> Figure record extracts
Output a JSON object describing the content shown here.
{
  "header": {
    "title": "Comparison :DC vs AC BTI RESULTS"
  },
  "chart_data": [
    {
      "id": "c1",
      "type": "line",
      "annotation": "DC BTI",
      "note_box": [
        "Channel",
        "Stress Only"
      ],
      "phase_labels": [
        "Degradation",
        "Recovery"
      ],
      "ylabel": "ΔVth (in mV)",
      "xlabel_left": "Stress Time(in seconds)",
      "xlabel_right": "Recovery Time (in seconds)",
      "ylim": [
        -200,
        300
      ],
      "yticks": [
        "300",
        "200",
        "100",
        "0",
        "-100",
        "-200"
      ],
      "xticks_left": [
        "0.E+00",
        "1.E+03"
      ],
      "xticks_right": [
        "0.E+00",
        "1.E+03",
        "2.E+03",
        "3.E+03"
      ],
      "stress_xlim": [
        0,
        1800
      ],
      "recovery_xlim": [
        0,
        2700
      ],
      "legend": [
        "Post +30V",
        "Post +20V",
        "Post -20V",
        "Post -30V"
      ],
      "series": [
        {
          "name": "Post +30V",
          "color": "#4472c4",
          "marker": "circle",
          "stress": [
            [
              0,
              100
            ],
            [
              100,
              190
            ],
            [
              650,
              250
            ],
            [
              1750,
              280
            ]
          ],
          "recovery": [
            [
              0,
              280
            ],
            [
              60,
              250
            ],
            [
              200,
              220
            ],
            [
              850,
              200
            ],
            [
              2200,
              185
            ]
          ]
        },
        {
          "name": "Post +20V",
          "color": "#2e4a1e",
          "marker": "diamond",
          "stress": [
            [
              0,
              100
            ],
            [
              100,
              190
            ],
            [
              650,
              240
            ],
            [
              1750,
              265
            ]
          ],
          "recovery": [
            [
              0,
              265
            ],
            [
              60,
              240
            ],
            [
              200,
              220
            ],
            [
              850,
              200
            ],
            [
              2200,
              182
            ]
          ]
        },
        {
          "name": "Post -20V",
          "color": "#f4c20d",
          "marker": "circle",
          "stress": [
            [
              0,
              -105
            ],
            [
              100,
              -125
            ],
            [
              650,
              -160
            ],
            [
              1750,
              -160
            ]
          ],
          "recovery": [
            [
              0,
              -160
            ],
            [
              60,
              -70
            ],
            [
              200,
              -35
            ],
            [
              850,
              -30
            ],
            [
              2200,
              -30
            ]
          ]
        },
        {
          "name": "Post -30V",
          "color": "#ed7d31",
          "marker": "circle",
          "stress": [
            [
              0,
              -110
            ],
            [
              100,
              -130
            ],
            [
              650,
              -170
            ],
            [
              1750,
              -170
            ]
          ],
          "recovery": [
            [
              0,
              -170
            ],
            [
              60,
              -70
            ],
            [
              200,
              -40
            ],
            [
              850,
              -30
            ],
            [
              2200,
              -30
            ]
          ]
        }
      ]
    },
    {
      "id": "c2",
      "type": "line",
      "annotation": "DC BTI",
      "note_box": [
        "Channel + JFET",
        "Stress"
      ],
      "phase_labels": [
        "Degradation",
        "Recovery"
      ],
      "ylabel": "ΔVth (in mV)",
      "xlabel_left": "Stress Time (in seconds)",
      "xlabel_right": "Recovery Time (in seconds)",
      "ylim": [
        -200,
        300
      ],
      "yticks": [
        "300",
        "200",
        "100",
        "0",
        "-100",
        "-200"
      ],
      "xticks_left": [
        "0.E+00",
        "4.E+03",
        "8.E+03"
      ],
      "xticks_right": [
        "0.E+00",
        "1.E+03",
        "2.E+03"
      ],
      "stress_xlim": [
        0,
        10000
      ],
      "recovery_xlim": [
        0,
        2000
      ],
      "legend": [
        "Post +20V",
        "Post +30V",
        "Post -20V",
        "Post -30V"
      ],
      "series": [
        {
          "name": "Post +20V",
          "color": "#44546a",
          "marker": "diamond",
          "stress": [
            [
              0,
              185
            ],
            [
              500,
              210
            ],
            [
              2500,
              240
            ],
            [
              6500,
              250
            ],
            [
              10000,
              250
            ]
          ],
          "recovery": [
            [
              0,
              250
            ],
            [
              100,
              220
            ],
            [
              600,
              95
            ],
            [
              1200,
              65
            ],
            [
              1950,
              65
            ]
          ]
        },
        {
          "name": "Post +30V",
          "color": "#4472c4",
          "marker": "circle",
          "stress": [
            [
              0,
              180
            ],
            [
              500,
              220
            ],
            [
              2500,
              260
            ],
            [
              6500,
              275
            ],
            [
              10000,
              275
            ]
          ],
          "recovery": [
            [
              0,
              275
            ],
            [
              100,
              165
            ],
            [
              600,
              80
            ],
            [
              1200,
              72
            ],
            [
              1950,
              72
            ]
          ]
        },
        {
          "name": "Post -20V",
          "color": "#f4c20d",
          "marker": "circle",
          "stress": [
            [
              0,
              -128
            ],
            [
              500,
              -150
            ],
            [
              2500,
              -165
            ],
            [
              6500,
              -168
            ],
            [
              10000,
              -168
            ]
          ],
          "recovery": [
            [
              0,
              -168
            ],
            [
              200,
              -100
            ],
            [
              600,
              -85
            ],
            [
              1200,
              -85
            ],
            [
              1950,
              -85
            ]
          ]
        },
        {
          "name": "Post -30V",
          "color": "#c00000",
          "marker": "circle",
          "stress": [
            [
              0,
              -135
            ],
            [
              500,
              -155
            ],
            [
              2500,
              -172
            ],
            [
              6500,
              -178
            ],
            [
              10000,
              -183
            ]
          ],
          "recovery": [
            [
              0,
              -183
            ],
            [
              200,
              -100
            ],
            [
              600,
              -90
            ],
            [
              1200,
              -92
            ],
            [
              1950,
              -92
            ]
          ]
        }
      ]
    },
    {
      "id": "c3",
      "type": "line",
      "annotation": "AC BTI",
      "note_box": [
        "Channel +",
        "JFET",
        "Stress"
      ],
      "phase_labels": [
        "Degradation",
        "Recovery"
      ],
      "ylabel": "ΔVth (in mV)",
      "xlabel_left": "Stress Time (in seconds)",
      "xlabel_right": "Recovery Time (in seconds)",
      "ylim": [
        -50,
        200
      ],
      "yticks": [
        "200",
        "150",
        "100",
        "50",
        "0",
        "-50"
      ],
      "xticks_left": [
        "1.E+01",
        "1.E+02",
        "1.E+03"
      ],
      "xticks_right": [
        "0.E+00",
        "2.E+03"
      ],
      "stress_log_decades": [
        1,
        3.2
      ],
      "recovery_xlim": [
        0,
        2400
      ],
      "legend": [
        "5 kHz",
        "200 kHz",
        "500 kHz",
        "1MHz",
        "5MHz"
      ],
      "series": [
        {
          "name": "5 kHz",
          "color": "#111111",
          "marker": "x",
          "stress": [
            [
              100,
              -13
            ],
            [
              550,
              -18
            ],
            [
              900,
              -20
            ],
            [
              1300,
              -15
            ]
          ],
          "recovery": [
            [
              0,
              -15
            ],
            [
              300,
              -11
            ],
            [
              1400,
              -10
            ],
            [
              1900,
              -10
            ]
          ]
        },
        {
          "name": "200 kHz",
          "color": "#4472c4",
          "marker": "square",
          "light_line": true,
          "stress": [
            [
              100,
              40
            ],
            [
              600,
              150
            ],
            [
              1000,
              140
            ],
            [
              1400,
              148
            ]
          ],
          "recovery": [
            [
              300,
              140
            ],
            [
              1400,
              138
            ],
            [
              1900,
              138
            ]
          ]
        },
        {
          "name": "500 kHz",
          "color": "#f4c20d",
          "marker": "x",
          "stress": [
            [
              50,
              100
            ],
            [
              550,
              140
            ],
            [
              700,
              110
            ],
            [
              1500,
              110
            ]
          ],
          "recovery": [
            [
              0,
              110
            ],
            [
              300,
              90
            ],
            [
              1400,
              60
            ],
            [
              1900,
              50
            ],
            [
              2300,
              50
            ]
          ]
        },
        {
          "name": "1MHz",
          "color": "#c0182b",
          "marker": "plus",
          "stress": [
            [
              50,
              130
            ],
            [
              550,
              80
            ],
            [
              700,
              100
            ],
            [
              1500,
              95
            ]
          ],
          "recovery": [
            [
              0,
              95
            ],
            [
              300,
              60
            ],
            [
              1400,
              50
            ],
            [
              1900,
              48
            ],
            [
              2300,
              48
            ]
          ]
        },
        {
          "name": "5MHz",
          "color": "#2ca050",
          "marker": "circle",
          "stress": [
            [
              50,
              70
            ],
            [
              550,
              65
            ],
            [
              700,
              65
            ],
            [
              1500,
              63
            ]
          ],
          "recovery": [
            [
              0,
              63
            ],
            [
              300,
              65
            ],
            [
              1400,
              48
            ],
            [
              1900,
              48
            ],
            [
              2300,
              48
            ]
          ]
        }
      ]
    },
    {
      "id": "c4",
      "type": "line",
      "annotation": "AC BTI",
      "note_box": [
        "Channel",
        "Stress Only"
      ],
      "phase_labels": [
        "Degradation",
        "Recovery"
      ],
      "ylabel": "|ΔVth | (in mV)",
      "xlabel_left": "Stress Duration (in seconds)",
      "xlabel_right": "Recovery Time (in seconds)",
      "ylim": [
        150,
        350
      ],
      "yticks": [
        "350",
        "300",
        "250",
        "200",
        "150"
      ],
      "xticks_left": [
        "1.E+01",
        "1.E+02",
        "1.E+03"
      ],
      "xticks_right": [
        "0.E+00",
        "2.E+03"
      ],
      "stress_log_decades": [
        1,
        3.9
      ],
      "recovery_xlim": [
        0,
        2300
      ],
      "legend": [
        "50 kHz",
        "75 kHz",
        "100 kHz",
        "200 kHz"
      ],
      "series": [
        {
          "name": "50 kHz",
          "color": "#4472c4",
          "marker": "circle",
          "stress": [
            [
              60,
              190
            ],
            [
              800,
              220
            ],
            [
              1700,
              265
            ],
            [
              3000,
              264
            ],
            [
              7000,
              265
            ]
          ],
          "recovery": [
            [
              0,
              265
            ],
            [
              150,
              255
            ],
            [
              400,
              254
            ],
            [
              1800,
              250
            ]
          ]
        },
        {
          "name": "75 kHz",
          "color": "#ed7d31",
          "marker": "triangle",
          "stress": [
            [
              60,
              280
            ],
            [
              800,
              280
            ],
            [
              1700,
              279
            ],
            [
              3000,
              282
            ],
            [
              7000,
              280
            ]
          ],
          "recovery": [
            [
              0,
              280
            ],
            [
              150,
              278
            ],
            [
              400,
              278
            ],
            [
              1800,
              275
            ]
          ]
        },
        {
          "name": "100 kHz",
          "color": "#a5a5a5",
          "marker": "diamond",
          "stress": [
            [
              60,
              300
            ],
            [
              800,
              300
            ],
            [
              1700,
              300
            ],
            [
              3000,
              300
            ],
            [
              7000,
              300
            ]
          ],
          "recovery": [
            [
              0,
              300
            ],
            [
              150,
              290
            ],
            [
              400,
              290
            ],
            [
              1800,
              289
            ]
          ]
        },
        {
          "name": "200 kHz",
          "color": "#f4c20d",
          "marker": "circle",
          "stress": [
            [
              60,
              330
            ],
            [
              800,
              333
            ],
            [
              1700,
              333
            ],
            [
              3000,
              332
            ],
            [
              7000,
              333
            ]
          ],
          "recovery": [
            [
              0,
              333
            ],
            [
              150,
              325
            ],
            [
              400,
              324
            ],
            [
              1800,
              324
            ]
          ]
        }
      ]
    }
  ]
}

> What this task involves
Where a line above includes "Channel", copy that line.

> Solution
        "Channel",
        "Channel + JFET",
        "Channel +",
        "Channel",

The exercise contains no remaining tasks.